Records from a data collection
┏━━
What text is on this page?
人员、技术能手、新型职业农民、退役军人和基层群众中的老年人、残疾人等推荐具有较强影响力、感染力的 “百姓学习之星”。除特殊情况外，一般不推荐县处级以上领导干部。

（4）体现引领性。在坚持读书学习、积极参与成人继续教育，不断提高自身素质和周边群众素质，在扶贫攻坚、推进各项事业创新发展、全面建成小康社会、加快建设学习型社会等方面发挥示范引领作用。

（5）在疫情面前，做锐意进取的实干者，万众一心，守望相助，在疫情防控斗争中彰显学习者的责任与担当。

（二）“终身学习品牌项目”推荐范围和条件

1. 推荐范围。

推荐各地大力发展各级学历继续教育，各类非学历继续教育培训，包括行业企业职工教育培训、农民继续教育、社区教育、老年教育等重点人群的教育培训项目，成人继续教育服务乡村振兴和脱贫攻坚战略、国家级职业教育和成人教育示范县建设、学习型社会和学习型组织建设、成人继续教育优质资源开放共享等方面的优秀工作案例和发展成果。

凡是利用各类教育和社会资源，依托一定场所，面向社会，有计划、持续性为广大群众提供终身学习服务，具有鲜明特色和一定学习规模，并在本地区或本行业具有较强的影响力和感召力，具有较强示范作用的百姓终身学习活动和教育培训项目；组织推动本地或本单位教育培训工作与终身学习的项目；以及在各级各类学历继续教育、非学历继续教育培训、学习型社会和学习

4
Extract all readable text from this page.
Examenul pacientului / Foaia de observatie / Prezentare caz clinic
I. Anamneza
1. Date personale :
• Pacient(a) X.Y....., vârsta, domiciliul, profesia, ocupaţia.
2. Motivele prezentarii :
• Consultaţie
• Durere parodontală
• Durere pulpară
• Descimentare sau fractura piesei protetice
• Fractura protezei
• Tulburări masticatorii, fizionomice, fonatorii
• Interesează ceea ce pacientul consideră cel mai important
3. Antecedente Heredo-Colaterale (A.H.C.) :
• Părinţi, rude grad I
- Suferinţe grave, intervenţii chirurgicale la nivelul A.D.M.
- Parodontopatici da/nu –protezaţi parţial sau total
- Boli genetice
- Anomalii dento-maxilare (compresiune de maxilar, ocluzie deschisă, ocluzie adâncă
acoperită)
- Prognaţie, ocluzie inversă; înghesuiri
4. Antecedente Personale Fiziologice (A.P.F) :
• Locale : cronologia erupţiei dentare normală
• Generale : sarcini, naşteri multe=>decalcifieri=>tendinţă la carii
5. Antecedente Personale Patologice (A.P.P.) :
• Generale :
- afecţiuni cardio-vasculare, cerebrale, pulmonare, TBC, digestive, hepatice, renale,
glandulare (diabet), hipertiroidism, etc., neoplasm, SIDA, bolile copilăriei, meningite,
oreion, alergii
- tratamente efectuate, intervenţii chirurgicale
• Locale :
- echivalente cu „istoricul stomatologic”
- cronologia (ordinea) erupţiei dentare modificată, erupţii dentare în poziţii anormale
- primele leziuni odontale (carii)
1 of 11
┗━━
- **Stated goal**:
Quote every record above exactly.

- **Answer in full**:
What text is on this page?
人员、技术能手、新型职业农民、退役军人和基层群众中的老年人、残疾人等推荐具有较强影响力、感染力的 “百姓学习之星”。除特殊情况外，一般不推荐县处级以上领导干部。

（4）体现引领性。在坚持读书学习、积极参与成人继续教育，不断提高自身素质和周边群众素质，在扶贫攻坚、推进各项事业创新发展、全面建成小康社会、加快建设学习型社会等方面发挥示范引领作用。

（5）在疫情面前，做锐意进取的实干者，万众一心，守望相助，在疫情防控斗争中彰显学习者的责任与担当。

（二）“终身学习品牌项目”推荐范围和条件

1. 推荐范围。

推荐各地大力发展各级学历继续教育，各类非学历继续教育培训，包括行业企业职工教育培训、农民继续教育、社区教育、老年教育等重点人群的教育培训项目，成人继续教育服务乡村振兴和脱贫攻坚战略、国家级职业教育和成人教育示范县建设、学习型社会和学习型组织建设、成人继续教育优质资源开放共享等方面的优秀工作案例和发展成果。

凡是利用各类教育和社会资源，依托一定场所，面向社会，有计划、持续性为广大群众提供终身学习服务，具有鲜明特色和一定学习规模，并在本地区或本行业具有较强的影响力和感召力，具有较强示范作用的百姓终身学习活动和教育培训项目；组织推动本地或本单位教育培训工作与终身学习的项目；以及在各级各类学历继续教育、非学历继续教育培训、学习型社会和学习

4
Extract all readable text from this page.
Examenul pacientului / Foaia de observatie / Prezentare caz clinic
I. Anamneza
1. Date personale :
• Pacient(a) X.Y....., vârsta, domiciliul, profesia, ocupaţia.
2. Motivele prezentarii :
• Consultaţie
• Durere parodontală
• Durere pulpară
• Descimentare sau fractura piesei protetice
• Fractura protezei
• Tulburări masticatorii, fizionomice, fonatorii
• Interesează ceea ce pacientul consideră cel mai important
3. Antecedente Heredo-Colaterale (A.H.C.) :
• Părinţi, rude grad I
- Suferinţe grave, intervenţii chirurgicale la nivelul A.D.M.
- Parodontopatici da/nu –protezaţi parţial sau total
- Boli genetice
- Anomalii dento-maxilare (compresiune de maxilar, ocluzie deschisă, ocluzie adâncă
acoperită)
- Prognaţie, ocluzie inversă; înghesuiri
4. Antecedente Personale Fiziologice (A.P.F) :
• Locale : cronologia erupţiei dentare normală
• Generale : sarcini, naşteri multe=>decalcifieri=>tendinţă la carii
5. Antecedente Personale Patologice (A.P.P.) :
• Generale :
- afecţiuni cardio-vasculare, cerebrale, pulmonare, TBC, digestive, hepatice, renale,
glandulare (diabet), hipertiroidism, etc., neoplasm, SIDA, bolile copilăriei, meningite,
oreion, alergii
- tratamente efectuate, intervenţii chirurgicale
• Locale :
- echivalente cu „istoricul stomatologic”
- cronologia (ordinea) erupţiei dentare modificată, erupţii dentare în poziţii anormale
- primele leziuni odontale (carii)
1 of 11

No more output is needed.